◆ Work to be completed
Copy out all lines of the records in which the word "программу" appears.

Stored records:

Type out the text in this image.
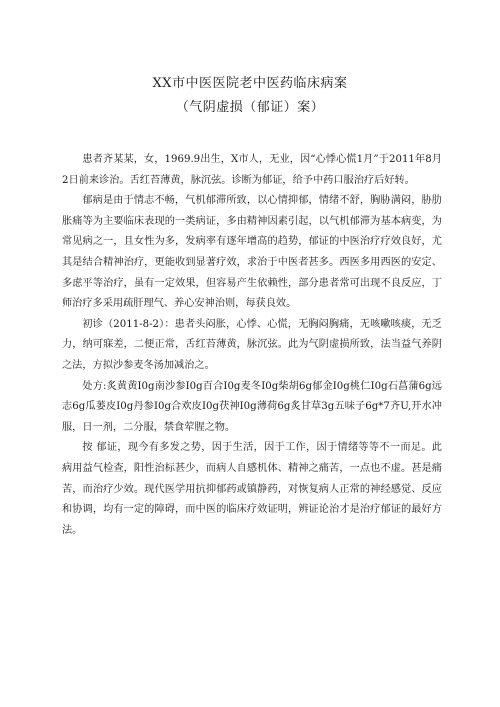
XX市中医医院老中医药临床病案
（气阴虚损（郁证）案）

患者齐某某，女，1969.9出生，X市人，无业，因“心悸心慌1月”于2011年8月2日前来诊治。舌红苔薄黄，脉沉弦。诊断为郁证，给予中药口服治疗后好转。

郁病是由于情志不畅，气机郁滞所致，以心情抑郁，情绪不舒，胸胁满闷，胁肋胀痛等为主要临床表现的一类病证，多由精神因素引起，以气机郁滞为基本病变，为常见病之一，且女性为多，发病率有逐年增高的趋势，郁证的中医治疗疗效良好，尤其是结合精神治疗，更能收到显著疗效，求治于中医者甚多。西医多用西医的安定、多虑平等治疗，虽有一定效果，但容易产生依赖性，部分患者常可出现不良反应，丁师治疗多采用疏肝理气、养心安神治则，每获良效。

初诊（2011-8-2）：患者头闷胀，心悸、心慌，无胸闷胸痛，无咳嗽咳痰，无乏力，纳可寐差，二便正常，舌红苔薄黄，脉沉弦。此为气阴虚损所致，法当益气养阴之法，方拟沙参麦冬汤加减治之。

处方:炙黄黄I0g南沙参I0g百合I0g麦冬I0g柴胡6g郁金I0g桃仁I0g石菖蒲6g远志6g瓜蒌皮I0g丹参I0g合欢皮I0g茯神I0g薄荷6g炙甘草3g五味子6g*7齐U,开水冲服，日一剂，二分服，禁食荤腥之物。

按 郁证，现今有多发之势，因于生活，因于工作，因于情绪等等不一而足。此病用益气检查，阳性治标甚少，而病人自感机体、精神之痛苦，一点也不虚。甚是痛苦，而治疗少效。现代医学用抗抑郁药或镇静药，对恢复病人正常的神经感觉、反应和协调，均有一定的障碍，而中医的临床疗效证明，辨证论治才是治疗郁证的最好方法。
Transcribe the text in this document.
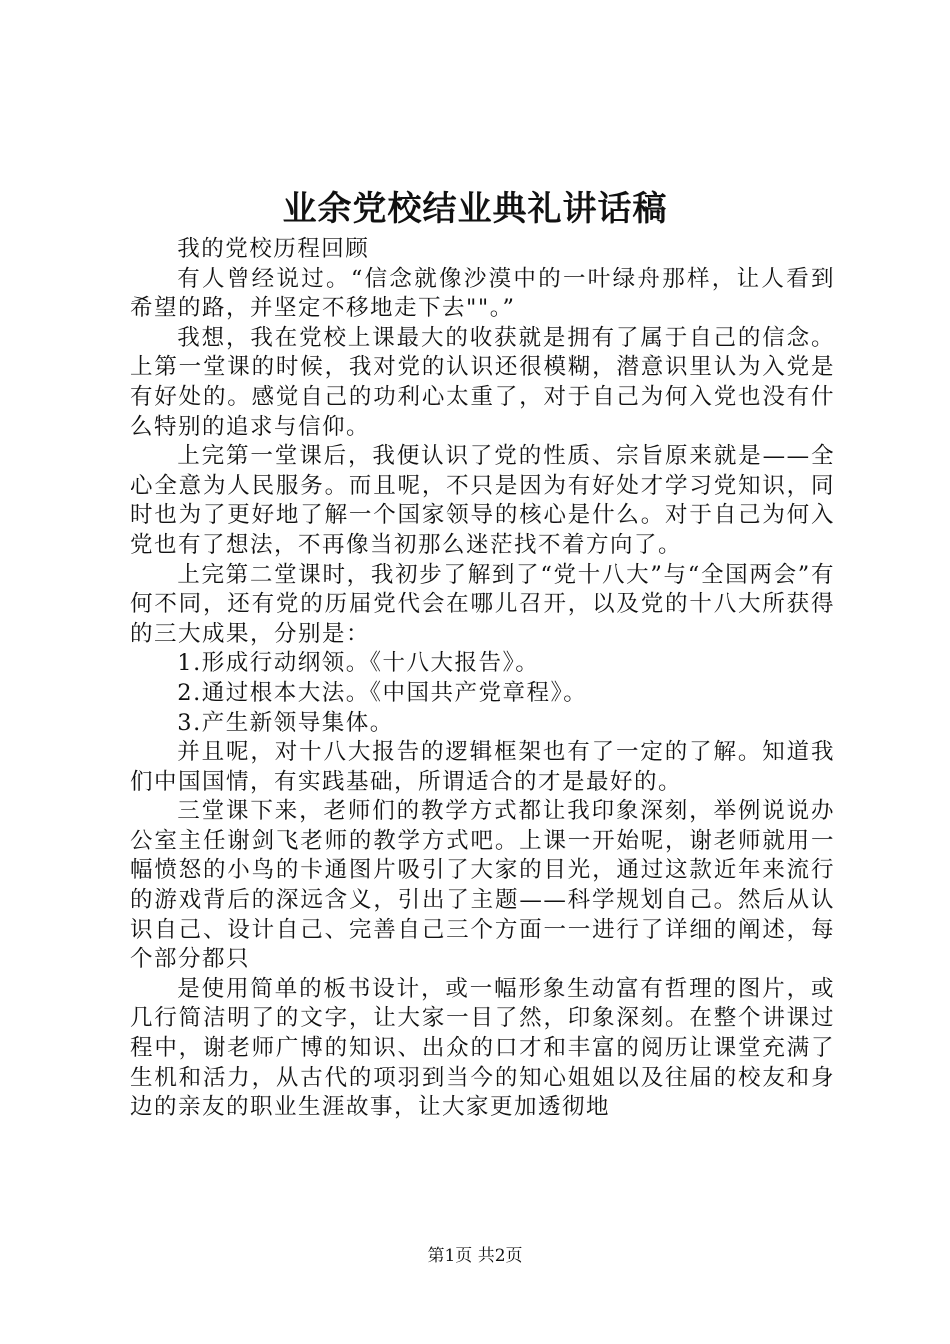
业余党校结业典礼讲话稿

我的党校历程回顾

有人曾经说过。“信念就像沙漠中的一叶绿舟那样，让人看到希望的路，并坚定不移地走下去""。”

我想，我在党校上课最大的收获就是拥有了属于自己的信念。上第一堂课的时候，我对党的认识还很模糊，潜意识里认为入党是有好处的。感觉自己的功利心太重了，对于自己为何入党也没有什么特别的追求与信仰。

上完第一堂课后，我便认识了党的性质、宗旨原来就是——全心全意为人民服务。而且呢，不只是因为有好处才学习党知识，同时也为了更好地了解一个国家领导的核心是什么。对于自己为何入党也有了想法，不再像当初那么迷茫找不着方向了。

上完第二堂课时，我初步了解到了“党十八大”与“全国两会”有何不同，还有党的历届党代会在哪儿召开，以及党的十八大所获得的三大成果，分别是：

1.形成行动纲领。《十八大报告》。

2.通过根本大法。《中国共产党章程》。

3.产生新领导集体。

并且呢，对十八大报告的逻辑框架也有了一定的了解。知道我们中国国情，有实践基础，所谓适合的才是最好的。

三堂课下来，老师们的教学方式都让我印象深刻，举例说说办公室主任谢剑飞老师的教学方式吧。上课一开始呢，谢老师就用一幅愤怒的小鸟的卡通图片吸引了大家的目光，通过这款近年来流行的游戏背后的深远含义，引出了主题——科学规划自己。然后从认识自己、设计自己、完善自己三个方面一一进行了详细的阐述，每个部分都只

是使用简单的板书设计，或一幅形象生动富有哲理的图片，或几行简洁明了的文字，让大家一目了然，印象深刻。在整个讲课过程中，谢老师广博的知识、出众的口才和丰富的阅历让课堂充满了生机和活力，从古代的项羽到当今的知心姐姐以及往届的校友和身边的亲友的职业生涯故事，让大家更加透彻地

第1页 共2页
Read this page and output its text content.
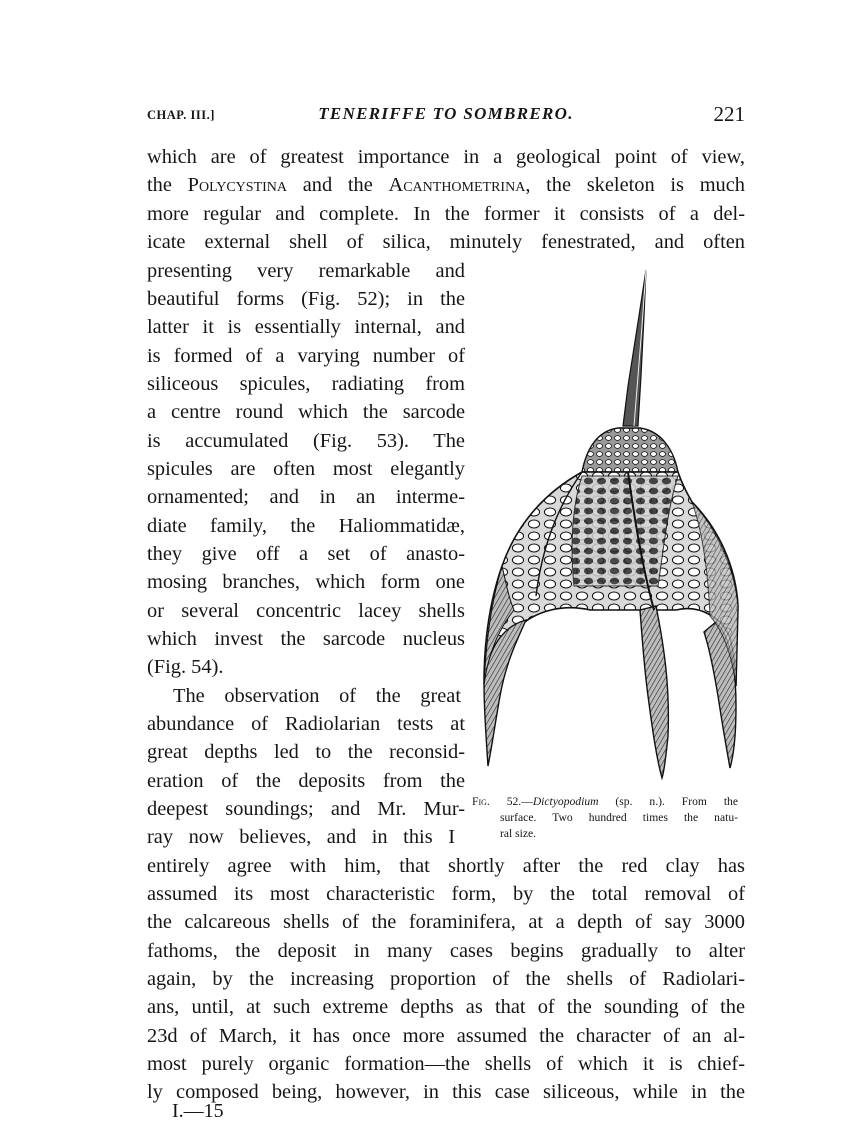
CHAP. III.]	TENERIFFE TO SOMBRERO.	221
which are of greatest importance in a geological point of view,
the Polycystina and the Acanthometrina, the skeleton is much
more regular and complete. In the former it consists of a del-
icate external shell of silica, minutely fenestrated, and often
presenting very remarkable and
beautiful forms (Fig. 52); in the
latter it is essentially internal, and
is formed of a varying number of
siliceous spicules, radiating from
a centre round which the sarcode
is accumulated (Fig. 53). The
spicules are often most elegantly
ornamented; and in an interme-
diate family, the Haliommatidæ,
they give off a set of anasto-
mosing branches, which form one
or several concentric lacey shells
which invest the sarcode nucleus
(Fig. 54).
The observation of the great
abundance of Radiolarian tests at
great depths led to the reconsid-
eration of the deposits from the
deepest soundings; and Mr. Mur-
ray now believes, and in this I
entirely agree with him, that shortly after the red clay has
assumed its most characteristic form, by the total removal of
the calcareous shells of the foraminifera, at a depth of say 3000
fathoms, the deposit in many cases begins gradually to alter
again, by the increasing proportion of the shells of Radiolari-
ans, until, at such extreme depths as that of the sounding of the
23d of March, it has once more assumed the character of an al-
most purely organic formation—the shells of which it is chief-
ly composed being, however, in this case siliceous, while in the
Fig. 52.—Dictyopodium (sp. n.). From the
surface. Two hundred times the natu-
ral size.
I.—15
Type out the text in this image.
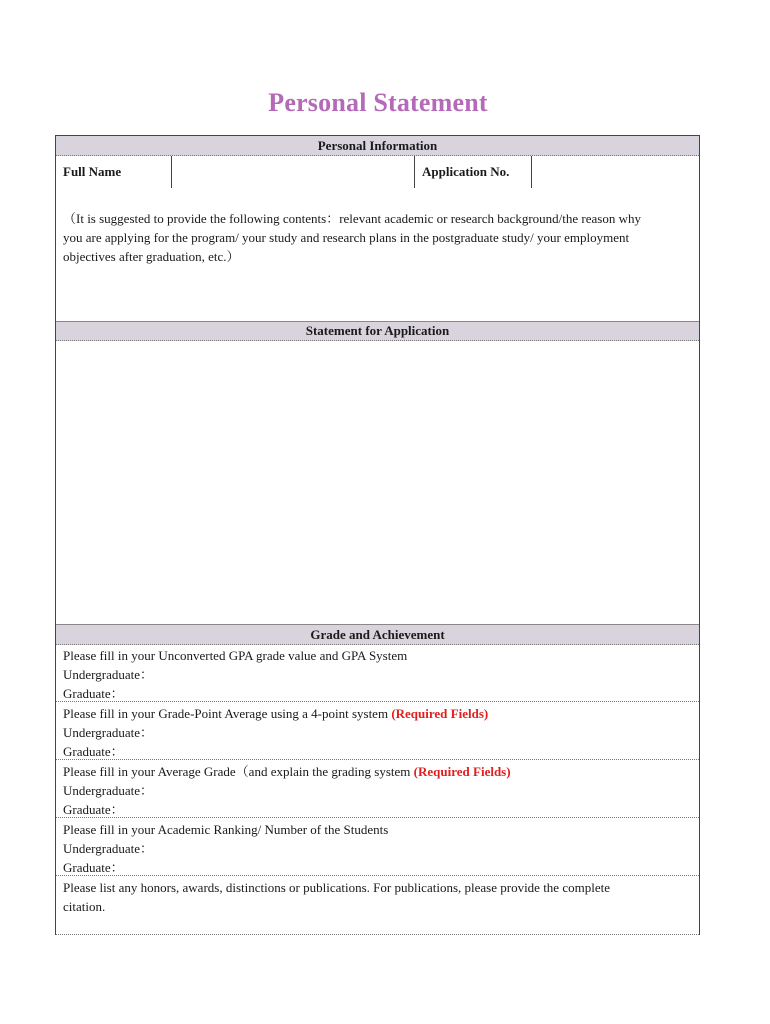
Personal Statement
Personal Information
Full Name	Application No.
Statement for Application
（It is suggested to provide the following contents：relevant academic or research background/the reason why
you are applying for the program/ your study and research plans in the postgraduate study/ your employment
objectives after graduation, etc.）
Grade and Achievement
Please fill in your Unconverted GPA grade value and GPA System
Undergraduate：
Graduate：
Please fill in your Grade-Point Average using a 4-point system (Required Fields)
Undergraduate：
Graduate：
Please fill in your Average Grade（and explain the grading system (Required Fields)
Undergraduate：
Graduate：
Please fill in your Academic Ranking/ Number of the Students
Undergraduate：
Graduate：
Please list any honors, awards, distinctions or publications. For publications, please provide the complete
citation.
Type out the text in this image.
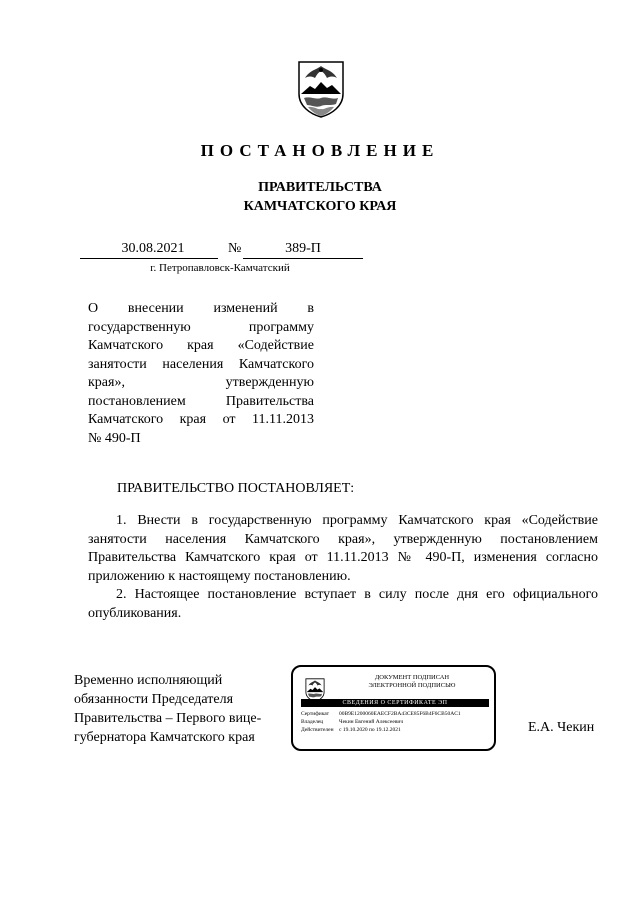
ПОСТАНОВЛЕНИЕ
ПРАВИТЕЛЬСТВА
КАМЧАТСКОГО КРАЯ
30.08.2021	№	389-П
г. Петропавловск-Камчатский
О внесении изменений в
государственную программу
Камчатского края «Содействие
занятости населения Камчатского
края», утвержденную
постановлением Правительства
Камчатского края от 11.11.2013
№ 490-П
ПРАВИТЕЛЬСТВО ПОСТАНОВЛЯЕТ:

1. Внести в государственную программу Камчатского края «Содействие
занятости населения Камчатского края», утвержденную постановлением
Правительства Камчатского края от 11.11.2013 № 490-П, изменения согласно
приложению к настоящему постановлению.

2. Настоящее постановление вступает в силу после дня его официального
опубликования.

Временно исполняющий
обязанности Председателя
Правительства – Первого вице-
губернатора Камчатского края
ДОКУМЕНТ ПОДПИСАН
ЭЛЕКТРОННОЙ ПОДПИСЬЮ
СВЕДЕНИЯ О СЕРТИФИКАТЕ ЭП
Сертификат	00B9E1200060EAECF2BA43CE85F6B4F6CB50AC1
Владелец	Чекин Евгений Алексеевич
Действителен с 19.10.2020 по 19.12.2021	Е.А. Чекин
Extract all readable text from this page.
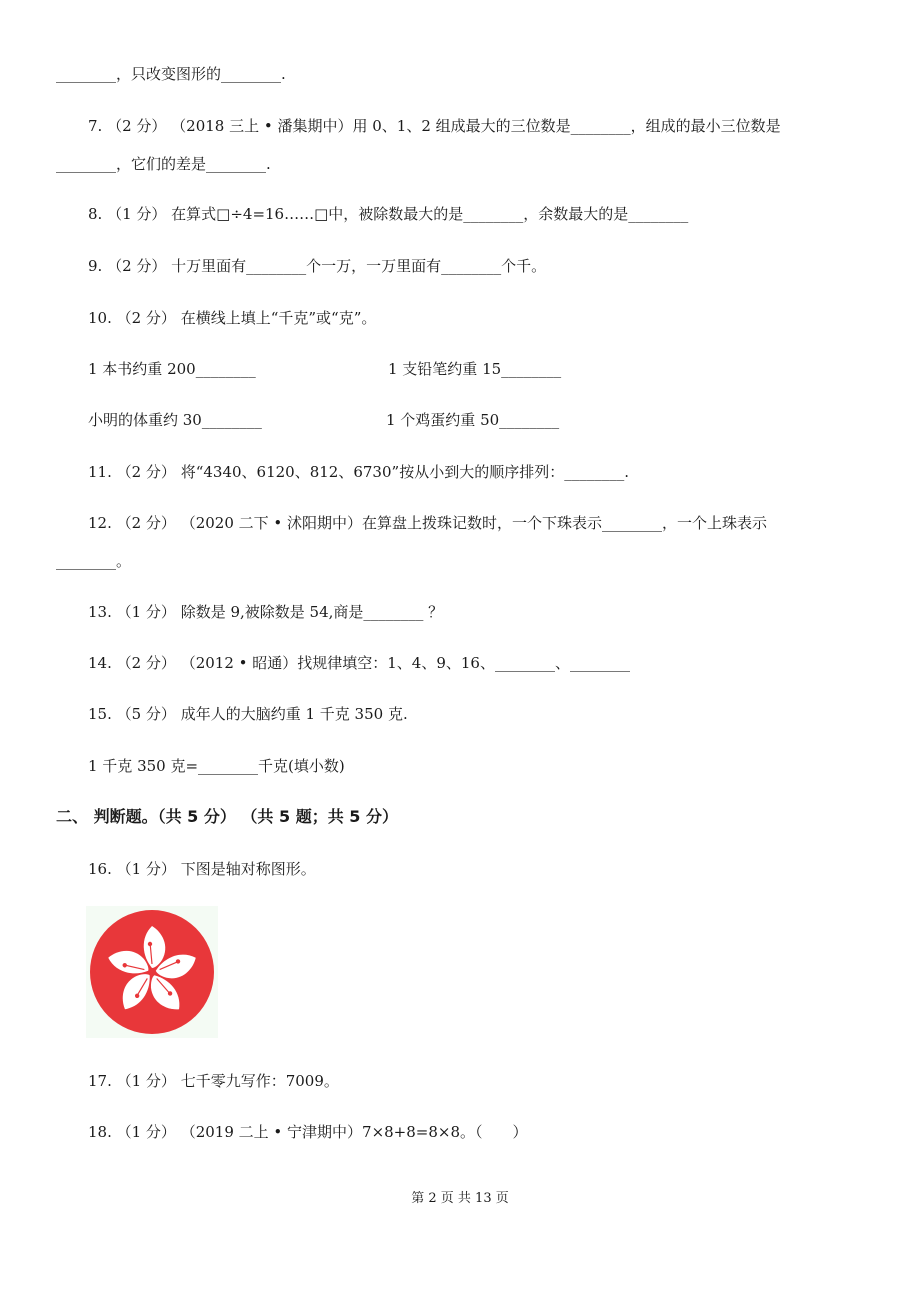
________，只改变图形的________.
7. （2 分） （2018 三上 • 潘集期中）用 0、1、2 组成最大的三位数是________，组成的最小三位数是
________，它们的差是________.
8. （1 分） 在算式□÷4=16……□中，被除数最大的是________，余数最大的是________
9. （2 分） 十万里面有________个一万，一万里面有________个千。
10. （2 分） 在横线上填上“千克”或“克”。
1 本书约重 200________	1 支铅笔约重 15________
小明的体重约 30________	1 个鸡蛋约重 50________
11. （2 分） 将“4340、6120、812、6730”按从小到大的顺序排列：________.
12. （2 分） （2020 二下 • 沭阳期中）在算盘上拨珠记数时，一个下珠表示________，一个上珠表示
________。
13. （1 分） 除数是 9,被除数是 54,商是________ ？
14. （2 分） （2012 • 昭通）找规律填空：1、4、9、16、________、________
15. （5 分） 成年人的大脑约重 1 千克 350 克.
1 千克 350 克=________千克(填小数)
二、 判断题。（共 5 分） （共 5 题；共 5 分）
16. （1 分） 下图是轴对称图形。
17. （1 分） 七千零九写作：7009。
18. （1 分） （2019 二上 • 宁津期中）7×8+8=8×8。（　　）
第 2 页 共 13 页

◆ Full answer
государственную программу
1. Внести в государственную программу Камчатского края «Содействие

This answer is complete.